▶ SET TASK
Give the number of lines containing the word "black", and nothing else.

▶ DATASET RECORDS
_____

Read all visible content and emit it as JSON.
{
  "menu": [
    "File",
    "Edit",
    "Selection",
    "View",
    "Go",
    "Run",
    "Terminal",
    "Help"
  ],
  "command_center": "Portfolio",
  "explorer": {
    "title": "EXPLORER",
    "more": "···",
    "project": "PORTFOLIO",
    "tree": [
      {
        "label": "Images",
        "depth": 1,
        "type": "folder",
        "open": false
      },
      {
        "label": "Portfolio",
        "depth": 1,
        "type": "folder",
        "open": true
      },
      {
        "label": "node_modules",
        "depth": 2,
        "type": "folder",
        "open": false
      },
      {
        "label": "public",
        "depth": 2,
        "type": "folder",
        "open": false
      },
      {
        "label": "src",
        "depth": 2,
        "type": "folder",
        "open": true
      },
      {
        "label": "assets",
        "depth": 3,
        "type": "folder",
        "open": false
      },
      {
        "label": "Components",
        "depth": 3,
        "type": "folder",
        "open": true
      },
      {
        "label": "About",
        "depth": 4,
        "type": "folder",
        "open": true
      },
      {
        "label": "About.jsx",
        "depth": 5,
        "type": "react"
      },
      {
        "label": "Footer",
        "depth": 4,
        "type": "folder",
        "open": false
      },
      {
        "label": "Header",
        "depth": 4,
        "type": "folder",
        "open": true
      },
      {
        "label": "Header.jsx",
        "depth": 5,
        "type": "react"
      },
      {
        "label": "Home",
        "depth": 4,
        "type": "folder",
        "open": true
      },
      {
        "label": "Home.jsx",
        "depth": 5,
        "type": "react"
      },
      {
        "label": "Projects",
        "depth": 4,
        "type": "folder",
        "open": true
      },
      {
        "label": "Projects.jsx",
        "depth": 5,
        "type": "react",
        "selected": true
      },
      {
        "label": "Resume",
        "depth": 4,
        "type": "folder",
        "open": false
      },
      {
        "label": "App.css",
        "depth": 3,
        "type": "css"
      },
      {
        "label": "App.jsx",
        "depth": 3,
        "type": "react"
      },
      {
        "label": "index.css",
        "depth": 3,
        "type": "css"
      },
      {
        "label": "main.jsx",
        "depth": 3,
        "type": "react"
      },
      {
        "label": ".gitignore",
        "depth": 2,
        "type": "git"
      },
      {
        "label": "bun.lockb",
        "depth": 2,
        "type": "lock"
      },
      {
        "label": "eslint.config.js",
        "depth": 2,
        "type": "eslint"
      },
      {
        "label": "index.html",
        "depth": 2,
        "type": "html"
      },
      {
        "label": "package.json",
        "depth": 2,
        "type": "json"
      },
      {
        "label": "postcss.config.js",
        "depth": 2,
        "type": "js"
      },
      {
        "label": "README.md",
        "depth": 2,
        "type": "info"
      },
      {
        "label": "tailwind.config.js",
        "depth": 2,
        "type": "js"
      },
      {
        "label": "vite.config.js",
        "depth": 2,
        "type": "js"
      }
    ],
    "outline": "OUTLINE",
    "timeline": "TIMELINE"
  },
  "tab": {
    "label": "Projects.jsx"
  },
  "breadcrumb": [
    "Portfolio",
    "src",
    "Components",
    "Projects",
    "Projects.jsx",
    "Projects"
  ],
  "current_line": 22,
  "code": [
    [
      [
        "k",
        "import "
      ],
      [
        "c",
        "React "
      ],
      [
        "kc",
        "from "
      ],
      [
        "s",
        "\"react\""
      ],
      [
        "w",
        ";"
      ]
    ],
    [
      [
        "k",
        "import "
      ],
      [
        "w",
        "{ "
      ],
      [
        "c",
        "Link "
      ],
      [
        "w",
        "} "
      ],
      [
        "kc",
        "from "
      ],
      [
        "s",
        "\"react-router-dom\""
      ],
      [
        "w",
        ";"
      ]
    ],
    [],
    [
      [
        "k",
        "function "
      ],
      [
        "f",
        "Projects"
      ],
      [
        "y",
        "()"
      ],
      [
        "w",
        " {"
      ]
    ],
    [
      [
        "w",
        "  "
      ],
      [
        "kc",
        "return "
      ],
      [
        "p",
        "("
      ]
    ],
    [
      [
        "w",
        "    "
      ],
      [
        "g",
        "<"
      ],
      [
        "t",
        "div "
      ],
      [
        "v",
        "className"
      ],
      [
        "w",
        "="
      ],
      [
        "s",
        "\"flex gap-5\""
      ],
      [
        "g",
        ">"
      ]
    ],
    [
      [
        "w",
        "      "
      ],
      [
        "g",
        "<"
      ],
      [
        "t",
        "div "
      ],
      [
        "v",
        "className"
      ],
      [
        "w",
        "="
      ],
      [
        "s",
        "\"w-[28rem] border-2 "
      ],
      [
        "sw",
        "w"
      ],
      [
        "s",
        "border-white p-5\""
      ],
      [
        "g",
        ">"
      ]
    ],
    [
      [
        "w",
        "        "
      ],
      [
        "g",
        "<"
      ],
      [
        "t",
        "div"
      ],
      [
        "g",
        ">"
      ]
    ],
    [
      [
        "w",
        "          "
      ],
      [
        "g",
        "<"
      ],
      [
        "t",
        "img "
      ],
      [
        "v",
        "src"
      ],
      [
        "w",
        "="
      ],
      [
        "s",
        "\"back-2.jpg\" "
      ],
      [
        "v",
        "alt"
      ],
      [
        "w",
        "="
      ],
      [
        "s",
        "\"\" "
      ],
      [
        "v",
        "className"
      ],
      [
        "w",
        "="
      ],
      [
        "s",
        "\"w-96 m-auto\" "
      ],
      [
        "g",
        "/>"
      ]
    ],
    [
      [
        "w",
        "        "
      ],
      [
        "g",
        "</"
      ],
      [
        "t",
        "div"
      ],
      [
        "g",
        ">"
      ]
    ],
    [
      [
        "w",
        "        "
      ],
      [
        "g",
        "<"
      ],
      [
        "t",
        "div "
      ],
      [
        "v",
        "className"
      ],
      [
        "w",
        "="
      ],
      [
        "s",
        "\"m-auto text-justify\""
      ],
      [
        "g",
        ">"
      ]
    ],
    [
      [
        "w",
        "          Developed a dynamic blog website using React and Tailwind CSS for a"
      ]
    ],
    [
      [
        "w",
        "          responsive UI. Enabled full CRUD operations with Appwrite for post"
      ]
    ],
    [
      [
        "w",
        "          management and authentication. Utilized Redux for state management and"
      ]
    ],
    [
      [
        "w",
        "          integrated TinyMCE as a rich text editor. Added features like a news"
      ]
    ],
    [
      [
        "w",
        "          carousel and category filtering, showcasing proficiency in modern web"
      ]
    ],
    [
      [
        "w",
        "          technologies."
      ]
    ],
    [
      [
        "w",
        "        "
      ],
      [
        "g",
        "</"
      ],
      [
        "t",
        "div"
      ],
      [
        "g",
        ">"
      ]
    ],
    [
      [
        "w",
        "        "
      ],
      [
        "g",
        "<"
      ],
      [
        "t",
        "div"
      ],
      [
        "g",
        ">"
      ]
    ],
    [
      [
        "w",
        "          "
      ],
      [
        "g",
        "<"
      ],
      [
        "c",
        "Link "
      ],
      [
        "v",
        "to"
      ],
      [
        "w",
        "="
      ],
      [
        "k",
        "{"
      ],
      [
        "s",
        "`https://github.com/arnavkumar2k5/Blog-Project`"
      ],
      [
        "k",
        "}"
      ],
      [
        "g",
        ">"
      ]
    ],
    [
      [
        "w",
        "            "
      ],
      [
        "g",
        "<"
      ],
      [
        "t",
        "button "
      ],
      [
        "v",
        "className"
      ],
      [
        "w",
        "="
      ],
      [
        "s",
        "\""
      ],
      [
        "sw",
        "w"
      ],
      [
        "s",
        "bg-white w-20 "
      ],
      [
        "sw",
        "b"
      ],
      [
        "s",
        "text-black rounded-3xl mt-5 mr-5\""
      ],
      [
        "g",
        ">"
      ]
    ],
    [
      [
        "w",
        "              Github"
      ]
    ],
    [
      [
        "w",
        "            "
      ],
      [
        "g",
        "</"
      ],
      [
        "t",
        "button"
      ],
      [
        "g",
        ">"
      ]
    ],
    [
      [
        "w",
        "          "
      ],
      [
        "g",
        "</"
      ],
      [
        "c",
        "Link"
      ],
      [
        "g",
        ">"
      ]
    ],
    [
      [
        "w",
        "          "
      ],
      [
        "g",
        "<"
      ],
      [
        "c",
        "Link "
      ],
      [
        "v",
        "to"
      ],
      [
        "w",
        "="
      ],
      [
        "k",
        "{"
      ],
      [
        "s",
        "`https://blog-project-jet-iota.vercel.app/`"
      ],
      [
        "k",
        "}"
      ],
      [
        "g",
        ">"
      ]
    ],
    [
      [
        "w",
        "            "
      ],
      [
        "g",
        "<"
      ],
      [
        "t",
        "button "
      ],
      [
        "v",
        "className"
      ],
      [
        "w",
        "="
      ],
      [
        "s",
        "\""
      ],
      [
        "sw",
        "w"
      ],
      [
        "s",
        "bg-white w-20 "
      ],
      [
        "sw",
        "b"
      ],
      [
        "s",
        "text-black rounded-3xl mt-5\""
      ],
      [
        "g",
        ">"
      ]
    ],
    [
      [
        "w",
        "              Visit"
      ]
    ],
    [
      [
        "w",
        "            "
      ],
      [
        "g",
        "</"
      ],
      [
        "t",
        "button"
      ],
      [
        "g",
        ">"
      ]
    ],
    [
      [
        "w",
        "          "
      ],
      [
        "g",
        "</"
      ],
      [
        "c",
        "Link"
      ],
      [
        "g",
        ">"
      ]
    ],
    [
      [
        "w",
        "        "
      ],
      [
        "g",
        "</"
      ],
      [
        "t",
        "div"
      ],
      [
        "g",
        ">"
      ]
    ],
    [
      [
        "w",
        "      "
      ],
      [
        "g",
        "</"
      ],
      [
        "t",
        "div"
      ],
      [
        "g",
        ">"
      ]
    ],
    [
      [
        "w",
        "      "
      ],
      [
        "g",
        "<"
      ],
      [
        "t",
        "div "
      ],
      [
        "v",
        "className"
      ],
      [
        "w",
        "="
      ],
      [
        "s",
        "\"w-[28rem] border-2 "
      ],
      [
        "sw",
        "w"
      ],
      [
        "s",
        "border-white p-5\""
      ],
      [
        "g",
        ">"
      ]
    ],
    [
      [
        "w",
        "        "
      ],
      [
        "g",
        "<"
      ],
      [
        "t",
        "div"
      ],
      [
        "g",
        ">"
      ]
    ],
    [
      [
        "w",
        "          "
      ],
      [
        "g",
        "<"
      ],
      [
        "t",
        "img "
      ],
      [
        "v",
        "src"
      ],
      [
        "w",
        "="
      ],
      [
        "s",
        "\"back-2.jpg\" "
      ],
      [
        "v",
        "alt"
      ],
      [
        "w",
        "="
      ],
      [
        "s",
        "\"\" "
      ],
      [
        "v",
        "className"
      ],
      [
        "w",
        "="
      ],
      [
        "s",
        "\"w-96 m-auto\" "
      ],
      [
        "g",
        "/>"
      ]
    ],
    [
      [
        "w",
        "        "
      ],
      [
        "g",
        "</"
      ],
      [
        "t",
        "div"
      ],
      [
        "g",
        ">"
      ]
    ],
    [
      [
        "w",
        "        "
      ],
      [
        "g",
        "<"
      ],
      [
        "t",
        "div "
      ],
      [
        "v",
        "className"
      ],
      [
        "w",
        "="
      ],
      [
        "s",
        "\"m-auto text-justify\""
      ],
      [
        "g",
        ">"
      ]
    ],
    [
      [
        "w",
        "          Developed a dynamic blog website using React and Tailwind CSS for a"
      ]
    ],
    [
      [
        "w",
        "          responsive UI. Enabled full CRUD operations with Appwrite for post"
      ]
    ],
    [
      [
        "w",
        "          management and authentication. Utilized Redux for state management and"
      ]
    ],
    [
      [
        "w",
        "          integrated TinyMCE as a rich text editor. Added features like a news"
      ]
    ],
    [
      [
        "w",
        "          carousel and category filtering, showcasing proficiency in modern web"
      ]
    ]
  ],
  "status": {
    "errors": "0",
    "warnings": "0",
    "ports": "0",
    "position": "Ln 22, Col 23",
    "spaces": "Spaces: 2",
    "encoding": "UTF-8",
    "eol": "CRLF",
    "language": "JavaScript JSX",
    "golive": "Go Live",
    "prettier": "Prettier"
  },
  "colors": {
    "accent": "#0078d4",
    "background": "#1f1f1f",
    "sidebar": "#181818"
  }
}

_____

▶ TASK OUTPUT
2